--- BEGIN EXTRACTED INFORMATION ---

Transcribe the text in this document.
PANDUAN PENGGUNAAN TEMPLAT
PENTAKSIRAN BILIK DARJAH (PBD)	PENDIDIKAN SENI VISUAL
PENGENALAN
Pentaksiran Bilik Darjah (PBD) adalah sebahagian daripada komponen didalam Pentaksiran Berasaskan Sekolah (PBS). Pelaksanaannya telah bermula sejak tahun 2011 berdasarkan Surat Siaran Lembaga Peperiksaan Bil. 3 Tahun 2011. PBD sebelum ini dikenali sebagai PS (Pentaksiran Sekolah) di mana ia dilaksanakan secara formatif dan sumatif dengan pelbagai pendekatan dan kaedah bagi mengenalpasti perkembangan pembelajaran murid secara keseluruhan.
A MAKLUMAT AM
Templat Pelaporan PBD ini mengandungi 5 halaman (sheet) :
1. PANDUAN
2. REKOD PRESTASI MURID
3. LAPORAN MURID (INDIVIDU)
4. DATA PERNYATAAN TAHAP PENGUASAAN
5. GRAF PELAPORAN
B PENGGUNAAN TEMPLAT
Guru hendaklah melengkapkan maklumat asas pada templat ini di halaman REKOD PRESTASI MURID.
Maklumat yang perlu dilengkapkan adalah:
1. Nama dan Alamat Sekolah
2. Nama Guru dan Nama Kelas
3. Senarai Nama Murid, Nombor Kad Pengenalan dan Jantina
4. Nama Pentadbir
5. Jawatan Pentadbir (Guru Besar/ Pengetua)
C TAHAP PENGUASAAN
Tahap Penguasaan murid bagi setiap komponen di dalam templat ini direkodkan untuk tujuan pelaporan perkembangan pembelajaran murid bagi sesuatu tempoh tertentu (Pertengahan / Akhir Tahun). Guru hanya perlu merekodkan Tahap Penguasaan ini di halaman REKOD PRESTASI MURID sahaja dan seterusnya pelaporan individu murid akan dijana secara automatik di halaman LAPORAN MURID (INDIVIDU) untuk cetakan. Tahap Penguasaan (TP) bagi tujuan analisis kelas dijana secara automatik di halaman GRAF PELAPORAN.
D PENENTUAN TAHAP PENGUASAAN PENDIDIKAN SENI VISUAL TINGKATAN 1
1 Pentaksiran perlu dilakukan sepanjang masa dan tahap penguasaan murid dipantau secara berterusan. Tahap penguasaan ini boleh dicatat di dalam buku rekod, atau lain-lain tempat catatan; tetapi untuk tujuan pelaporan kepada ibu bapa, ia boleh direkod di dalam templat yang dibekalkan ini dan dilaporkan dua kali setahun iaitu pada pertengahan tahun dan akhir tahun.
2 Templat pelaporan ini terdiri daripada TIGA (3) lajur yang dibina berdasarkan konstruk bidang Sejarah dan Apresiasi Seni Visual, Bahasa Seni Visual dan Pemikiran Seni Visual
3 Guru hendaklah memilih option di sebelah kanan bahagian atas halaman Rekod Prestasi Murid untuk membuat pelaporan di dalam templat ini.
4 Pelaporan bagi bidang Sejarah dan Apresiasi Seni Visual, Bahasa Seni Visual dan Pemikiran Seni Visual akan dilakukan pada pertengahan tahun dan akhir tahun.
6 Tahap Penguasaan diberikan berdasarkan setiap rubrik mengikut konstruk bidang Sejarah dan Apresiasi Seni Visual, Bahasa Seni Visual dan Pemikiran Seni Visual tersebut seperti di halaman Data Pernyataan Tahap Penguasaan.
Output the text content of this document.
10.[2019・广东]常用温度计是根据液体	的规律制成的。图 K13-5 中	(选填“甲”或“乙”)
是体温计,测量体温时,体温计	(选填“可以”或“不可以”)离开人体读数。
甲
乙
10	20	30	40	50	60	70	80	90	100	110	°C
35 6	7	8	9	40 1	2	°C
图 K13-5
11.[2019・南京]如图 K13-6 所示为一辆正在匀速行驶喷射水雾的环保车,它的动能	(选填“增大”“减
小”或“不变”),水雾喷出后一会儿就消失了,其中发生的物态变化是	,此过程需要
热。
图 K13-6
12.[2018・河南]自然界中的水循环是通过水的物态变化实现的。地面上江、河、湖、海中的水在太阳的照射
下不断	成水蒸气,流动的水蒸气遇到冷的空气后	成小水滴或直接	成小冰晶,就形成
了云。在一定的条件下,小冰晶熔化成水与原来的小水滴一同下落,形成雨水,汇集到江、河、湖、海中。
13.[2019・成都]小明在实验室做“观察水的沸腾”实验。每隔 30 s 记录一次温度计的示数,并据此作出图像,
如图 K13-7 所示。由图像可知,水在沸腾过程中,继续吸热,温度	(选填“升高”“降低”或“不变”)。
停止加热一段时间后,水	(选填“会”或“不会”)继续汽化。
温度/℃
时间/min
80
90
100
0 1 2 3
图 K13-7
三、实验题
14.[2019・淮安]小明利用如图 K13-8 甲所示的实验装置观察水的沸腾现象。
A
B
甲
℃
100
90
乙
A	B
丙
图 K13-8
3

--- END EXTRACTED INFORMATION ---

#### [AIM]
Which lines hold the word "Pemikiran"? Copy each of them from the records.

#### [WRITTEN REPLY]
2 Templat pelaporan ini terdiri daripada TIGA (3) lajur yang dibina berdasarkan konstruk bidang Sejarah dan Apresiasi Seni Visual, Bahasa Seni Visual dan Pemikiran Seni Visual
4 Pelaporan bagi bidang Sejarah dan Apresiasi Seni Visual, Bahasa Seni Visual dan Pemikiran Seni Visual akan dilakukan pada pertengahan tahun dan akhir tahun.
6 Tahap Penguasaan diberikan berdasarkan setiap rubrik mengikut konstruk bidang Sejarah dan Apresiasi Seni Visual, Bahasa Seni Visual dan Pemikiran Seni Visual tersebut seperti di halaman Data Pernyataan Tahap Penguasaan.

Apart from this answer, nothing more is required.